WHAT THIS TASK INVOLVES: Where a line contains the string "Draw", copy that line.

DATA SHOWN:
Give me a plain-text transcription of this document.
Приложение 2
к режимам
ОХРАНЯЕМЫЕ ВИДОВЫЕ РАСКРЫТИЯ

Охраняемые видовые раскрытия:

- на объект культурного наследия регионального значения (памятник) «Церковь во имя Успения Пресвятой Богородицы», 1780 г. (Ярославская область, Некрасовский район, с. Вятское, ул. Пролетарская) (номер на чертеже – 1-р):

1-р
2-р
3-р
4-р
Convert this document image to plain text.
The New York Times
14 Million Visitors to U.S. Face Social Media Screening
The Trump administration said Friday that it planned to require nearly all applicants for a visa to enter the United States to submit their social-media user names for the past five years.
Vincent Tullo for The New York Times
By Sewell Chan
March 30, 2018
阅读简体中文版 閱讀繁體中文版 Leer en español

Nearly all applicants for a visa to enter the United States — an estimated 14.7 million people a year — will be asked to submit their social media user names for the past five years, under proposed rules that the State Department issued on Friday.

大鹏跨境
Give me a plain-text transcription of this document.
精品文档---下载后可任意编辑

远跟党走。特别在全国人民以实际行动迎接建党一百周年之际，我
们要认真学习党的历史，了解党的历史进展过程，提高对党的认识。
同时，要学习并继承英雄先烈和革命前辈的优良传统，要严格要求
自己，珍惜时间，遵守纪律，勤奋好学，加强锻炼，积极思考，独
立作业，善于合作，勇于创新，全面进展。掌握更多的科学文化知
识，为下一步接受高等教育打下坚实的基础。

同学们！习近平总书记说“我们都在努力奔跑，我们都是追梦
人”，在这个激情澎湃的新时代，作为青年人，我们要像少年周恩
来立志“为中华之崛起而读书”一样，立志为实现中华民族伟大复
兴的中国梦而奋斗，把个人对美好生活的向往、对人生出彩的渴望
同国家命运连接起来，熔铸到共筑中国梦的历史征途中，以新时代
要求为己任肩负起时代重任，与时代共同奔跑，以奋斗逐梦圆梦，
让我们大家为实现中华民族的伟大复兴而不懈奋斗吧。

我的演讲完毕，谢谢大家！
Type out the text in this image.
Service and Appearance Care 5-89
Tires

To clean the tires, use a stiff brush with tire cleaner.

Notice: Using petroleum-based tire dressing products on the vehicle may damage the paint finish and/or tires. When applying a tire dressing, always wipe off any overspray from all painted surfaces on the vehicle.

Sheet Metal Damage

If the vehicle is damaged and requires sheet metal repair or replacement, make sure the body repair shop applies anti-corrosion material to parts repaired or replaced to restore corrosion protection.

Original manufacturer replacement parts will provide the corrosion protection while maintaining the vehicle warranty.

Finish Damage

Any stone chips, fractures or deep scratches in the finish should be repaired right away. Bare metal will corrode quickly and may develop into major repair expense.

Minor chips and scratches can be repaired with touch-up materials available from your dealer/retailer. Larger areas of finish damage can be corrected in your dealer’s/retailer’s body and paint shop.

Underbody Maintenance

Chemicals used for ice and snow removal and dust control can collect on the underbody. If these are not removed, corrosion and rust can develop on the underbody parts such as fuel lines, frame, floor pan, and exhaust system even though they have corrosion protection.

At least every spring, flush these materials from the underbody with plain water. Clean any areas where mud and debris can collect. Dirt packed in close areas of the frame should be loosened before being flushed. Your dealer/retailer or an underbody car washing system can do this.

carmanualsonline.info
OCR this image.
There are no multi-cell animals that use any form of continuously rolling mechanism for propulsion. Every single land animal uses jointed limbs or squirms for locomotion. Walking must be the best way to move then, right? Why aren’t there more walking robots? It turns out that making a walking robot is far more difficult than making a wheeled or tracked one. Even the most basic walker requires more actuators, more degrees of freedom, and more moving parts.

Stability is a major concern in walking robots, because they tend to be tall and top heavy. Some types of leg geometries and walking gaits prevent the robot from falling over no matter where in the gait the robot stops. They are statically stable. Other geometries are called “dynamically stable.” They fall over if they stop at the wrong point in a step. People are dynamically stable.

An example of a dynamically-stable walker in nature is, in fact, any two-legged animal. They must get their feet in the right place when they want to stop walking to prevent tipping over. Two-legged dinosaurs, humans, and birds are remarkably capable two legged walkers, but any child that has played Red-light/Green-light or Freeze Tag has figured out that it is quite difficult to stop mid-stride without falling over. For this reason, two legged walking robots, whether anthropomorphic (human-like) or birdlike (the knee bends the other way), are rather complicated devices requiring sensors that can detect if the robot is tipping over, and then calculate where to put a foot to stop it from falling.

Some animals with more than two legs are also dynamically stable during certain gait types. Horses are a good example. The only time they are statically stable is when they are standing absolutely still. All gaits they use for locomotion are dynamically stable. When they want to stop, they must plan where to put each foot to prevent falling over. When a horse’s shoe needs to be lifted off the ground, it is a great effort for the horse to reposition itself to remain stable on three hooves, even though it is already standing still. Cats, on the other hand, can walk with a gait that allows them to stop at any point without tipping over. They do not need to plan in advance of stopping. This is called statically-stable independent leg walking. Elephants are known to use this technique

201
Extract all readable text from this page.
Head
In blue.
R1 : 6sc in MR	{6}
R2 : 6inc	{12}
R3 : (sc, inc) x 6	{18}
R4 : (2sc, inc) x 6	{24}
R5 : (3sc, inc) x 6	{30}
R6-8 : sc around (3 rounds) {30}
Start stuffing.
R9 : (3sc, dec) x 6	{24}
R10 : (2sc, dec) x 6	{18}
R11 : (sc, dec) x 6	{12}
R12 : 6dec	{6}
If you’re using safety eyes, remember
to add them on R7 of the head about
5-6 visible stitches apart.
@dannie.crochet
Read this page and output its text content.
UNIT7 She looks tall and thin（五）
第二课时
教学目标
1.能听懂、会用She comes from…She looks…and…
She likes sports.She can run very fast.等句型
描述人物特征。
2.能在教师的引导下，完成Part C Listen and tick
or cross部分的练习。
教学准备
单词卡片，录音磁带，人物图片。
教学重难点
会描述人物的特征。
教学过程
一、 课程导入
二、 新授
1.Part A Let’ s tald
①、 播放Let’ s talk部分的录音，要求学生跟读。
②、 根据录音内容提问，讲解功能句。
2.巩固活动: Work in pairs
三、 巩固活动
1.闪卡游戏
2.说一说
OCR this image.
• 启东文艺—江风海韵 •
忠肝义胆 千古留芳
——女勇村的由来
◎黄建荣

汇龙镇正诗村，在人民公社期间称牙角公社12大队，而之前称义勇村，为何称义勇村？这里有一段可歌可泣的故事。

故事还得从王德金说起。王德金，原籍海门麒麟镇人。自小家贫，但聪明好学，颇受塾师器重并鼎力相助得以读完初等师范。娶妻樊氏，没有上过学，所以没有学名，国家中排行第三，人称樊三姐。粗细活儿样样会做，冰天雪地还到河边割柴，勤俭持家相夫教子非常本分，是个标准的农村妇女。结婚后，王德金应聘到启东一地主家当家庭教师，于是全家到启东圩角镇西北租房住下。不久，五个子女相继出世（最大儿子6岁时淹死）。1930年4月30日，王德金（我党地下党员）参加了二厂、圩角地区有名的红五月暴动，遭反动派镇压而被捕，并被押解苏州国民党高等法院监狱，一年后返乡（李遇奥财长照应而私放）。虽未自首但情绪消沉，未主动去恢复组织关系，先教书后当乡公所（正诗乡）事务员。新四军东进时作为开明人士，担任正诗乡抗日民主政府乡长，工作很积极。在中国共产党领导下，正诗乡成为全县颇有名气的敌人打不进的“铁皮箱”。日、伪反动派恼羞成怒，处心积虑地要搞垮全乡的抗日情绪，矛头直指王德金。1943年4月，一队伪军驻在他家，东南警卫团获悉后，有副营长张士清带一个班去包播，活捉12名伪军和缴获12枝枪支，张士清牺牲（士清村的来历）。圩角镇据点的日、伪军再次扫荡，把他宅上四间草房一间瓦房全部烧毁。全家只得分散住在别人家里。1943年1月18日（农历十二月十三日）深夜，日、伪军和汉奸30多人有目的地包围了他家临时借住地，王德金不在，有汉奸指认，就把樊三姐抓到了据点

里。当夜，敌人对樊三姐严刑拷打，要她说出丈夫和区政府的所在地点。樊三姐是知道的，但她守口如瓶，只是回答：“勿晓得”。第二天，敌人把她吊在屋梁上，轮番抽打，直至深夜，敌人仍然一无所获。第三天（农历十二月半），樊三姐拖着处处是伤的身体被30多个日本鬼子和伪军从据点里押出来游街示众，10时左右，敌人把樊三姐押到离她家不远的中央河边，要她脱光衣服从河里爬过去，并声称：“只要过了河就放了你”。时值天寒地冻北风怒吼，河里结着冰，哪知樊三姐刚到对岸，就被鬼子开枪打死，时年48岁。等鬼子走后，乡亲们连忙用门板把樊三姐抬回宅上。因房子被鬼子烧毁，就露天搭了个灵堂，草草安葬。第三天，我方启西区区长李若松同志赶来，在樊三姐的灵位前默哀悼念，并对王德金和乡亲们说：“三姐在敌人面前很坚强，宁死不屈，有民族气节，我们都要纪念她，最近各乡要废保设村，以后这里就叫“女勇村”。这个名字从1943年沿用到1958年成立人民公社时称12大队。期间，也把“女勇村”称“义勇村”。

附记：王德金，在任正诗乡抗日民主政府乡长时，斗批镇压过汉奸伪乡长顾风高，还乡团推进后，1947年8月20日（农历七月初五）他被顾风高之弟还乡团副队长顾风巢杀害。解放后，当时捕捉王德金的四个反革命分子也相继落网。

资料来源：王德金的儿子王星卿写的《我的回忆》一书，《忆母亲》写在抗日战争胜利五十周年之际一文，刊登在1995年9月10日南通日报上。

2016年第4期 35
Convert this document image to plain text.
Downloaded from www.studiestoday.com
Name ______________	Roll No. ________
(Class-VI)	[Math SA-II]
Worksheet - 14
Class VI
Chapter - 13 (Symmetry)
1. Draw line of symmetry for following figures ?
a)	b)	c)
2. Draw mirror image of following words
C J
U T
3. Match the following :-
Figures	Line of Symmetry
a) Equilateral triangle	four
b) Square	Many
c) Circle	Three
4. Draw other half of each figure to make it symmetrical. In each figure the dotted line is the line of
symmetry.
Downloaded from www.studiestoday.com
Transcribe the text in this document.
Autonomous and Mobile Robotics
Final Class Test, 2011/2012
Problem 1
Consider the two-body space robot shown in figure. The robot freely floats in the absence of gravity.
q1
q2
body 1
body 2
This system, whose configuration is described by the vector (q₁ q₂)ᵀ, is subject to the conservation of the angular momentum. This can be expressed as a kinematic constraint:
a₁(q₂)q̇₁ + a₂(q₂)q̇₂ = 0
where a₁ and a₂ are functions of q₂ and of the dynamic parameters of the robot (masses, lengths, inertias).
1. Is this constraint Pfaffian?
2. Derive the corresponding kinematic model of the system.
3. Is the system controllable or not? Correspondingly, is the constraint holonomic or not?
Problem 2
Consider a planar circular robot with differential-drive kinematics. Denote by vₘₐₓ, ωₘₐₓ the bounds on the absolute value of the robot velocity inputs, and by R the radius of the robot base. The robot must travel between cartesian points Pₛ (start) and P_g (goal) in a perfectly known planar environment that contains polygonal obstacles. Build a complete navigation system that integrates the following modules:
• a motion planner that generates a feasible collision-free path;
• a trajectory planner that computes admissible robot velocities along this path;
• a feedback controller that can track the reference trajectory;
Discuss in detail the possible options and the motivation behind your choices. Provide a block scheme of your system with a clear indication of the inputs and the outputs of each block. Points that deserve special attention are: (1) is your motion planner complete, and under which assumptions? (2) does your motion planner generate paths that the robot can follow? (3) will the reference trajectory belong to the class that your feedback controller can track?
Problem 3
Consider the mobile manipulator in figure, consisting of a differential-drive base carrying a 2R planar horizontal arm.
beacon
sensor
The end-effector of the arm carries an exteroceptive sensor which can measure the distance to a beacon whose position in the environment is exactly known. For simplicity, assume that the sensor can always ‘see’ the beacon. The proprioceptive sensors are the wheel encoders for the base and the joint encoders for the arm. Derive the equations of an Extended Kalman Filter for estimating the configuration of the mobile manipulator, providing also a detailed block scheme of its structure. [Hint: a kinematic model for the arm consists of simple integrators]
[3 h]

EXERCISE ANSWER:
1. Draw line of symmetry for following figures ?
2. Draw mirror image of following words
4. Draw other half of each figure to make it symmetrical. In each figure the dotted line is the line of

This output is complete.